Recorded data
+++++

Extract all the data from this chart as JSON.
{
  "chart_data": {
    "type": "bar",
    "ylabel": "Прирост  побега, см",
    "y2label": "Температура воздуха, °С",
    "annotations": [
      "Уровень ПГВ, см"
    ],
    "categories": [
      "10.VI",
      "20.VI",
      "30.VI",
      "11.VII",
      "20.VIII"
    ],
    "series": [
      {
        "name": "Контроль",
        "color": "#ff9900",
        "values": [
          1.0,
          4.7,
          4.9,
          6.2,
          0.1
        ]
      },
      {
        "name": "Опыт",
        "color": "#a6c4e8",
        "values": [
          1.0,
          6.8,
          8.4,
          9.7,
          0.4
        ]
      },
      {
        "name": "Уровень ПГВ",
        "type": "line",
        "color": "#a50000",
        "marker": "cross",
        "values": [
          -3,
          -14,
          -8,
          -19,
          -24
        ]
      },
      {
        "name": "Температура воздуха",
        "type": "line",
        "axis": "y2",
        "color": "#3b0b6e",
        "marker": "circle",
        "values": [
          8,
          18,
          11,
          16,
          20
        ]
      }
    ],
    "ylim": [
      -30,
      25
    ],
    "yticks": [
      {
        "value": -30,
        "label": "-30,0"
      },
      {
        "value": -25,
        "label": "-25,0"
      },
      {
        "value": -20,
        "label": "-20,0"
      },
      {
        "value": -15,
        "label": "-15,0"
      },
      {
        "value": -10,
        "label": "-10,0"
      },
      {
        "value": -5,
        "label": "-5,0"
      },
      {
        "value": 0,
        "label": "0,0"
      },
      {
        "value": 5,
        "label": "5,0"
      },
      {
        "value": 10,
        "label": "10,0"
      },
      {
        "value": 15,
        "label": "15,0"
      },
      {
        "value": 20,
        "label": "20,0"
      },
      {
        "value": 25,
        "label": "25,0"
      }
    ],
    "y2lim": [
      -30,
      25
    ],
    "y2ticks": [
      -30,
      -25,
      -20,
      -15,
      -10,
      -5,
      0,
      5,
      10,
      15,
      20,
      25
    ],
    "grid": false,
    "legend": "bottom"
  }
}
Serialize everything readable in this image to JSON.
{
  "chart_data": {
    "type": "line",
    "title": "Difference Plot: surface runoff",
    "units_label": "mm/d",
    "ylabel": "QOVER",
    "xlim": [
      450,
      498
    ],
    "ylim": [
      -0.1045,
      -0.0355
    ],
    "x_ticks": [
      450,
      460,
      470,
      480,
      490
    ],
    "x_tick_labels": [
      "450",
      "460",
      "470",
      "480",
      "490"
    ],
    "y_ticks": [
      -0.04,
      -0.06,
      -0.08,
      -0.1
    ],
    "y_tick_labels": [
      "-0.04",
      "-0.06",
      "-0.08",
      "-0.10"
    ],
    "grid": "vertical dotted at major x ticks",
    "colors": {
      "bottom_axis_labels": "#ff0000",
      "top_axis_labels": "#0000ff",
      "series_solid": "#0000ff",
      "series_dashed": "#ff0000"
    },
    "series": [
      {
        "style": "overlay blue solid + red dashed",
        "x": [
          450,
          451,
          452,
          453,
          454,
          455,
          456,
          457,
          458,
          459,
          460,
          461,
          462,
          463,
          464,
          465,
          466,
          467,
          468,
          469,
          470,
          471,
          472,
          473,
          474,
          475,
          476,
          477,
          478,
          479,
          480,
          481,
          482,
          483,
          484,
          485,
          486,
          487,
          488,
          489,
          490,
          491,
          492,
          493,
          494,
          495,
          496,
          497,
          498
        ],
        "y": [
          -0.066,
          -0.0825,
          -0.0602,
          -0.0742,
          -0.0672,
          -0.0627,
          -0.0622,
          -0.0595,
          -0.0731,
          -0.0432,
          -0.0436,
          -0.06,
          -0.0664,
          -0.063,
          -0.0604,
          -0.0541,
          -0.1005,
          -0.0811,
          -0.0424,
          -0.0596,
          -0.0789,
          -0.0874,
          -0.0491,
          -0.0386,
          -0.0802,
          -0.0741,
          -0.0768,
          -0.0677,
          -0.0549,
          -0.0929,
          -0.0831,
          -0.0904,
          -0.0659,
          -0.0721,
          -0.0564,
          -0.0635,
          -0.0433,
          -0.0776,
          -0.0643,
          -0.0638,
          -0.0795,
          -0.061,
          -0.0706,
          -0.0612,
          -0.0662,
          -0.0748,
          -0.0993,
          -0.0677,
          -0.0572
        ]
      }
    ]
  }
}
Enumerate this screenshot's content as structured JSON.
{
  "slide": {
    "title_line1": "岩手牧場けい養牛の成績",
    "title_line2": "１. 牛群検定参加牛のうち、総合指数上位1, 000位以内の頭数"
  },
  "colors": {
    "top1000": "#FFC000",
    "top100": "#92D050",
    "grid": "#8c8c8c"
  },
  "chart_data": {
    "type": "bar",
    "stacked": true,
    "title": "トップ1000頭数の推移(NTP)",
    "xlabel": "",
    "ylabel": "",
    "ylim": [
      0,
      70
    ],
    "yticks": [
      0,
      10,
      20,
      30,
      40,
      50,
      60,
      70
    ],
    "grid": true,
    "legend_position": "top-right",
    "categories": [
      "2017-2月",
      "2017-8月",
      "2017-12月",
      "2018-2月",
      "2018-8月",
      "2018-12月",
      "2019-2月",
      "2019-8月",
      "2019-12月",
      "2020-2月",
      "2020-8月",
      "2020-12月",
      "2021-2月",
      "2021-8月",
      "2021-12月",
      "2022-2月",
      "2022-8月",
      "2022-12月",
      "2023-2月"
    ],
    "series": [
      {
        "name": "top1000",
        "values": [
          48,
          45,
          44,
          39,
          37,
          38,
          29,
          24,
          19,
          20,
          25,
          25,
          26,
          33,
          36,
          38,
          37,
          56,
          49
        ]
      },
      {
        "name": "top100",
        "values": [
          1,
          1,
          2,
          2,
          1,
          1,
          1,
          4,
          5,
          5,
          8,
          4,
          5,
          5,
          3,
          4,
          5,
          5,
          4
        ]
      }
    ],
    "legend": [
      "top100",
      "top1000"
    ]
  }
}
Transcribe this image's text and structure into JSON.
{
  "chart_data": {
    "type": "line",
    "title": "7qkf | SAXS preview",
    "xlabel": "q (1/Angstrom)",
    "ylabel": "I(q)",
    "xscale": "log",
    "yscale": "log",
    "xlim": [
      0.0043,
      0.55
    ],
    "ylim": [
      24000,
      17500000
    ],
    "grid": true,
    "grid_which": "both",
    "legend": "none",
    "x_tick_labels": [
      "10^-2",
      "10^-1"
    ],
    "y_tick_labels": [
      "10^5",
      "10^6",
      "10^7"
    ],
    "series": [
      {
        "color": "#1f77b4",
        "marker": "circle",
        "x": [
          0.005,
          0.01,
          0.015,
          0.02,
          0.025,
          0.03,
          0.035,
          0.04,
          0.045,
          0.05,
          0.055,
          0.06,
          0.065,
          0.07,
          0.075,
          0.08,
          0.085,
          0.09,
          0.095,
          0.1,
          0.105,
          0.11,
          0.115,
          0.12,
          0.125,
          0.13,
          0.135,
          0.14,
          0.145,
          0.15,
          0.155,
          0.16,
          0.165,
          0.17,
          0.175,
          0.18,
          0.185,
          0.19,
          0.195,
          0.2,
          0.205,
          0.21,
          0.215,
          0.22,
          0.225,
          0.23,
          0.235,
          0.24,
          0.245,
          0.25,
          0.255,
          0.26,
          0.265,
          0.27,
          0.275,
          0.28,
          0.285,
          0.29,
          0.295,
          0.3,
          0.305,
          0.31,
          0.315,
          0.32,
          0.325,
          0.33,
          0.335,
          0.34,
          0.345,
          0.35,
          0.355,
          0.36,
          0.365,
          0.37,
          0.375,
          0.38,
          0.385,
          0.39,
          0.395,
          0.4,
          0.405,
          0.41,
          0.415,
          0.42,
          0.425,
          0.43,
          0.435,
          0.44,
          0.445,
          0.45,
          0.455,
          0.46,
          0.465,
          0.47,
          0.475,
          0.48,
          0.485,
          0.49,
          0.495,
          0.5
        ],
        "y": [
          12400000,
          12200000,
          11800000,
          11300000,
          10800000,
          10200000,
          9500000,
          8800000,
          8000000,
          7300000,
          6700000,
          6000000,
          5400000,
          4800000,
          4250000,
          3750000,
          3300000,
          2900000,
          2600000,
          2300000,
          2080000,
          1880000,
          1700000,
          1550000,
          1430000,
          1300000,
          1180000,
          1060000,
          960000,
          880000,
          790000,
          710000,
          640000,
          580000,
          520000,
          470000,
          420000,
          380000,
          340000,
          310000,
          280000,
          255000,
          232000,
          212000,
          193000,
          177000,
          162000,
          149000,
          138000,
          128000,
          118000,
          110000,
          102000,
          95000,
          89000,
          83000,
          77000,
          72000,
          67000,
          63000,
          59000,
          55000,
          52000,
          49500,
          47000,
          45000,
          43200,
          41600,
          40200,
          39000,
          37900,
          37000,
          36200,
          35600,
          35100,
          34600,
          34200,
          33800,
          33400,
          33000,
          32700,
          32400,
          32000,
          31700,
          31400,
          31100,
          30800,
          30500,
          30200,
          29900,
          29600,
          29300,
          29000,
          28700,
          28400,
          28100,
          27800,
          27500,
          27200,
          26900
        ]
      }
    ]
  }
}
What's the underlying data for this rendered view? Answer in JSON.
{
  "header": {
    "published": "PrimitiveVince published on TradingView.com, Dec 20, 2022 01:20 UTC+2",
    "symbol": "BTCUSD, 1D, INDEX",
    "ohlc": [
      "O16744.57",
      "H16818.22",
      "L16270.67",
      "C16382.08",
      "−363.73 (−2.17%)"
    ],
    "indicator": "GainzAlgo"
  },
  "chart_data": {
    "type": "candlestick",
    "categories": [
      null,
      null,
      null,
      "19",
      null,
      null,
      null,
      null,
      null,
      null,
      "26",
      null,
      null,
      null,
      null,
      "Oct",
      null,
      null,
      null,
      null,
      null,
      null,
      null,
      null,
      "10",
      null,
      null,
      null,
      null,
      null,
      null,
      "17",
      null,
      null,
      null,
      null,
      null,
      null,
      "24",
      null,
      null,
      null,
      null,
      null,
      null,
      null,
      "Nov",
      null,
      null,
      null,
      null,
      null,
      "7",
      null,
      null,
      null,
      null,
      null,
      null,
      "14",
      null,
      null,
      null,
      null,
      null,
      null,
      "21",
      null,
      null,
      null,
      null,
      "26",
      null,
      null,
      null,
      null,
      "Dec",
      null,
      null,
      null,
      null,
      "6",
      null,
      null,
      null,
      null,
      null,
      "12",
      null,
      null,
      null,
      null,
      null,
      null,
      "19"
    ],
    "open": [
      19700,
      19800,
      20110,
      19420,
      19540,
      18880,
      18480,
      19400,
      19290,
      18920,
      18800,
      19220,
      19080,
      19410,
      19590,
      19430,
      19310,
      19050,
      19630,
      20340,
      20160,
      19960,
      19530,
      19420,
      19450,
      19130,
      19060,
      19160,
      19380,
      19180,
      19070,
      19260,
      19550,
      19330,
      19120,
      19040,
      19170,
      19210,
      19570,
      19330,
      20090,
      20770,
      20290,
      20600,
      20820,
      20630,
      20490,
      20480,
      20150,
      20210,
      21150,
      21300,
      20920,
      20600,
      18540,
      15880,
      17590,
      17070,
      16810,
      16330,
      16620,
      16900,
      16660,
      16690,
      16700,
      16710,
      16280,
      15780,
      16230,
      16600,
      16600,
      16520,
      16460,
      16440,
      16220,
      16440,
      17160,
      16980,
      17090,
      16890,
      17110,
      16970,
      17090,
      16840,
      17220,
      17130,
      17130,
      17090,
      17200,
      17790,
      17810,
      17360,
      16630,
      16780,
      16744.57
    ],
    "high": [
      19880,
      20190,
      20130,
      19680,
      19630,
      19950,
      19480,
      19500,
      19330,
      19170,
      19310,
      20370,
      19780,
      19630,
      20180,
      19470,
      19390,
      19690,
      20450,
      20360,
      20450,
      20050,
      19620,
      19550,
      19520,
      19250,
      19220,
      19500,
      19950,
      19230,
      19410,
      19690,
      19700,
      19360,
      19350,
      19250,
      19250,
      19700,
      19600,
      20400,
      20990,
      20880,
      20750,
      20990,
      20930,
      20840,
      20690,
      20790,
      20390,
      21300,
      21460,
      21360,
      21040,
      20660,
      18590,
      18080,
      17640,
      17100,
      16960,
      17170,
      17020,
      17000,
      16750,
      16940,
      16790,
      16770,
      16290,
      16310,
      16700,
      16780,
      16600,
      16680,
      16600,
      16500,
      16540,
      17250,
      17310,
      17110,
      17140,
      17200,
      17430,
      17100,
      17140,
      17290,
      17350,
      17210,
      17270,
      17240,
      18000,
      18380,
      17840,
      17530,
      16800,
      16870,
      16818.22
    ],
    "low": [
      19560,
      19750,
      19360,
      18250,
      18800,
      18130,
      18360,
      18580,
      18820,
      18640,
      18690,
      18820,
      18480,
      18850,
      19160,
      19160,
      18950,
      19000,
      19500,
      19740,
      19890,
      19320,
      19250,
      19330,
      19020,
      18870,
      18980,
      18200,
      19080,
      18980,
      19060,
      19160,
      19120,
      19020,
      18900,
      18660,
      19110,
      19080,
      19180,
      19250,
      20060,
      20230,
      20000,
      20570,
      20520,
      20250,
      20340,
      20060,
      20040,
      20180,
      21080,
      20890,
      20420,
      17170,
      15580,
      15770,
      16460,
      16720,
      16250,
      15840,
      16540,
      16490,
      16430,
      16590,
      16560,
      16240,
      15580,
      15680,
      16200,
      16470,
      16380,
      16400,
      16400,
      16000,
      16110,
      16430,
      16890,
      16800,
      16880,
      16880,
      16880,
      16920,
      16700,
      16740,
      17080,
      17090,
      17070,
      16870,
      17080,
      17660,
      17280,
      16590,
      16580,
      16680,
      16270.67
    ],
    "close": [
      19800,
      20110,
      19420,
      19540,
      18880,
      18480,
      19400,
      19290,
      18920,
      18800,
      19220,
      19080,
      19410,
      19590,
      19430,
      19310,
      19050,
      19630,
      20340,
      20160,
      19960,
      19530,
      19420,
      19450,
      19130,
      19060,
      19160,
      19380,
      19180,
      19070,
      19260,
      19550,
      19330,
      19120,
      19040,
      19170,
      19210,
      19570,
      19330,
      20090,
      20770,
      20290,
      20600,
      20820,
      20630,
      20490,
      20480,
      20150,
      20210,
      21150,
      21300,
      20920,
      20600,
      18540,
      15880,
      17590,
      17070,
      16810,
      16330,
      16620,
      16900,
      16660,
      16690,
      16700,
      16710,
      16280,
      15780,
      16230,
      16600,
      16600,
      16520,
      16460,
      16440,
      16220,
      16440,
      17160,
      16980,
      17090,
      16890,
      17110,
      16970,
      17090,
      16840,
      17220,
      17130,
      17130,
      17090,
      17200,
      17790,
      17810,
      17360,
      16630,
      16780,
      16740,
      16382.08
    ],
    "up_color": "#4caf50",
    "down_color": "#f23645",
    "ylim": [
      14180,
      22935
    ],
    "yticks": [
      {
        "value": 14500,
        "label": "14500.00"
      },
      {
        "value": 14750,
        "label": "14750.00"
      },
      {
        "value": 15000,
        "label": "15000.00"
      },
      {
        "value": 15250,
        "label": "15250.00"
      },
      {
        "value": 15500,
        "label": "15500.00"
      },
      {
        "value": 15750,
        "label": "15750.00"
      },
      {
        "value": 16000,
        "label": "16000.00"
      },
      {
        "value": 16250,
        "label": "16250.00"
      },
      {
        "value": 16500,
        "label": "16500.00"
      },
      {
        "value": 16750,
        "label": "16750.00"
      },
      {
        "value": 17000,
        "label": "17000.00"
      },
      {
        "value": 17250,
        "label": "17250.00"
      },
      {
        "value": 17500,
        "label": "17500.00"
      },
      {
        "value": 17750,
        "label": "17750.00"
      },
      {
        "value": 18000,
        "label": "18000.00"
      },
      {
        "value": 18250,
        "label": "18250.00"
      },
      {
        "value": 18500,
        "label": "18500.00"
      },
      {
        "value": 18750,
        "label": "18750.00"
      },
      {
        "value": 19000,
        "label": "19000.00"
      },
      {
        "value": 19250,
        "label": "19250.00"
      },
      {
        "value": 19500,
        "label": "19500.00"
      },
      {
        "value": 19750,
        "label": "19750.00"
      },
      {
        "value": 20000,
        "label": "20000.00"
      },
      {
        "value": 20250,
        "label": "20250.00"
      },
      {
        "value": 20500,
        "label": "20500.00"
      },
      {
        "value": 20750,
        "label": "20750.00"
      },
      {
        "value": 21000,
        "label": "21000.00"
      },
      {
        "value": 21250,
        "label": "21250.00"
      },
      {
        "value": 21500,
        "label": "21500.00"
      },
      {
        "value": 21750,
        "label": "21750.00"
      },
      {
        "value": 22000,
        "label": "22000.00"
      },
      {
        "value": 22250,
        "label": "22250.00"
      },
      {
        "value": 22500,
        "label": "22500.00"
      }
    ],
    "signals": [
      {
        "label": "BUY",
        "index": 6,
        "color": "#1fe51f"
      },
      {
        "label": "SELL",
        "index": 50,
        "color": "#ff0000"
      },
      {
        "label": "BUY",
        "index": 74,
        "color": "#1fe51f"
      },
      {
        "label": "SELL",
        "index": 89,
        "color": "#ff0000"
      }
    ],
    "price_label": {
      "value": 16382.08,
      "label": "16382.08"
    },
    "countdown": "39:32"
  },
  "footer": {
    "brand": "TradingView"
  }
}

+++++

▶ GIVEN INSTRUCTION
Copy out the lines that hold "воздуха".

▶ ANSWER TO THIS PROBLEM
    "y2label": "Температура воздуха, °С",
        "name": "Температура воздуха",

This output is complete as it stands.